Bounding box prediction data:
*** Block opens ***

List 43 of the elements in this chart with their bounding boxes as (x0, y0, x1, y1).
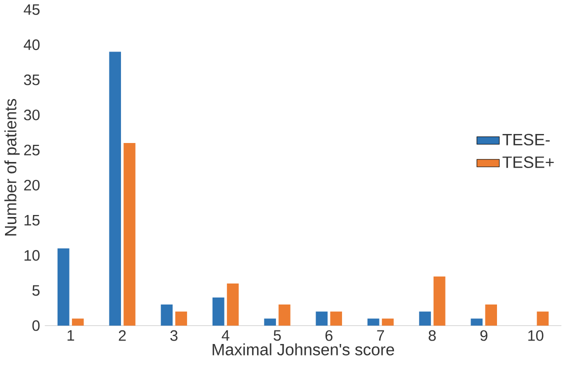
y-axis-title: Number of patients (4, 98, 20, 236)
bar (175, 311, 188, 326)
legend-label: TESE+ (502, 156, 554, 168)
bar (485, 304, 497, 326)
bar (316, 311, 328, 326)
legend-label: TESE- (502, 134, 550, 146)
x-tick-label: 6 (325, 330, 332, 341)
x-tick-label: 9 (480, 330, 488, 341)
bar (434, 276, 446, 326)
x-tick-label: 8 (428, 330, 436, 341)
x-tick-label: 1 (68, 330, 74, 341)
bar (419, 311, 431, 326)
x-tick-label: 2 (118, 330, 126, 341)
bar (278, 304, 290, 326)
bar (382, 318, 394, 326)
x-tick-label: 7 (377, 330, 384, 341)
bar (367, 318, 380, 326)
bar (124, 142, 136, 326)
bar (330, 311, 342, 326)
bar (58, 248, 70, 326)
y-tick-label: 30 (24, 110, 40, 120)
x-tick-label: 5 (274, 330, 281, 341)
y-tick-label: 15 (24, 214, 40, 226)
y-tick-label: 20 (24, 180, 40, 190)
y-tick-label: 35 (24, 74, 40, 86)
bar (226, 283, 239, 326)
bar (264, 318, 276, 326)
x-tick-label: 4 (222, 330, 230, 341)
bar (160, 304, 173, 326)
bar (212, 297, 224, 326)
x-tick-label: 3 (170, 330, 178, 341)
y-tick-label: 10 (24, 250, 40, 261)
bar (72, 318, 84, 326)
y-tick-label: 40 (24, 39, 40, 50)
y-tick-label: 25 (24, 144, 40, 156)
y-tick-label: 0 (32, 320, 40, 331)
bar (470, 318, 483, 326)
y-tick-label: 5 (32, 285, 40, 296)
x-tick-label: 10 (528, 330, 544, 341)
bar (109, 52, 121, 326)
y-tick-label: 45 (24, 4, 40, 15)
x-axis-title: Maximal Johnsen's score (212, 343, 394, 356)
bar (536, 311, 549, 326)
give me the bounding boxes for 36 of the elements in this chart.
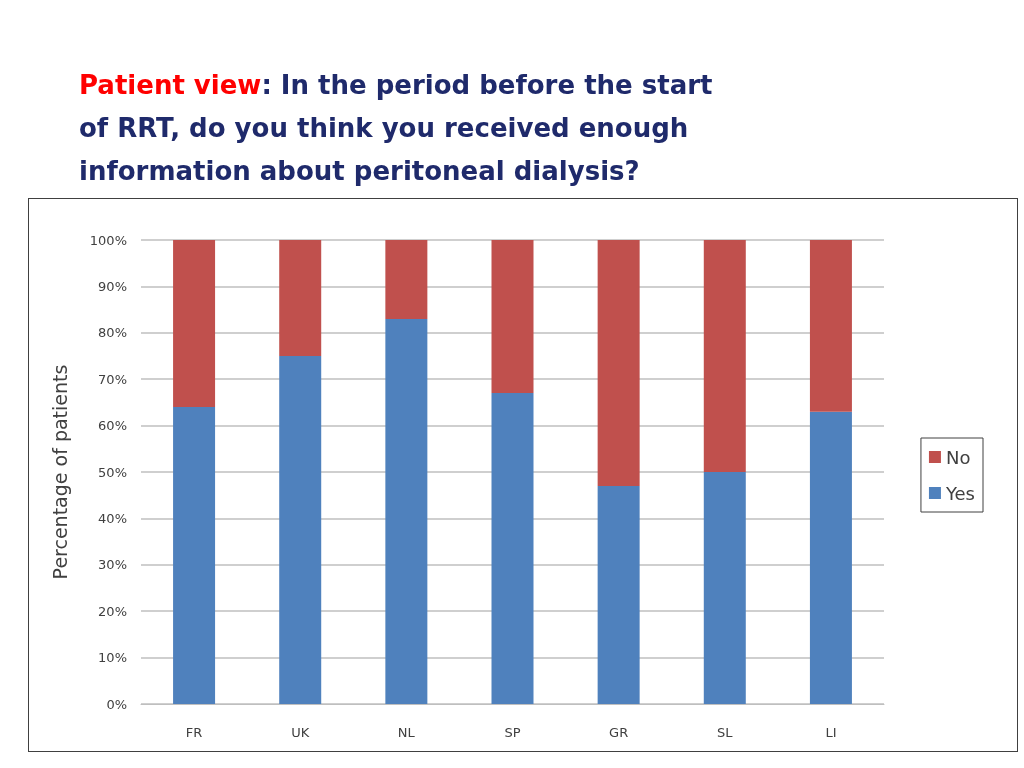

*** Block closes ***

* [Brief] Reproduce all the entries above exactly. Include no images.

* [Exercise solution]
List 43 of the elements in this chart with their bounding boxes as (x0, y0, x1, y1).
y-axis-title: Number of patients (4, 98, 20, 236)
bar (175, 311, 188, 326)
legend-label: TESE+ (502, 156, 554, 168)
bar (485, 304, 497, 326)
bar (316, 311, 328, 326)
legend-label: TESE- (502, 134, 550, 146)
x-tick-label: 6 (325, 330, 332, 341)
x-tick-label: 9 (480, 330, 488, 341)
bar (434, 276, 446, 326)
x-tick-label: 8 (428, 330, 436, 341)
x-tick-label: 1 (68, 330, 74, 341)
bar (419, 311, 431, 326)
x-tick-label: 2 (118, 330, 126, 341)
bar (278, 304, 290, 326)
bar (382, 318, 394, 326)
x-tick-label: 7 (377, 330, 384, 341)
bar (367, 318, 380, 326)
bar (124, 142, 136, 326)
bar (330, 311, 342, 326)
bar (58, 248, 70, 326)
y-tick-label: 30 (24, 110, 40, 120)
x-tick-label: 5 (274, 330, 281, 341)
y-tick-label: 15 (24, 214, 40, 226)
y-tick-label: 20 (24, 180, 40, 190)
y-tick-label: 35 (24, 74, 40, 86)
bar (226, 283, 239, 326)
bar (264, 318, 276, 326)
x-tick-label: 4 (222, 330, 230, 341)
bar (160, 304, 173, 326)
bar (212, 297, 224, 326)
x-tick-label: 3 (170, 330, 178, 341)
y-tick-label: 10 (24, 250, 40, 261)
bar (72, 318, 84, 326)
y-tick-label: 40 (24, 39, 40, 50)
y-tick-label: 25 (24, 144, 40, 156)
y-tick-label: 0 (32, 320, 40, 331)
bar (470, 318, 483, 326)
y-tick-label: 5 (32, 285, 40, 296)
x-tick-label: 10 (528, 330, 544, 341)
bar (109, 52, 121, 326)
y-tick-label: 45 (24, 4, 40, 15)
x-axis-title: Maximal Johnsen's score (212, 343, 394, 356)
bar (536, 311, 549, 326)
give me the bounding boxes for 36 of the elements in this chart.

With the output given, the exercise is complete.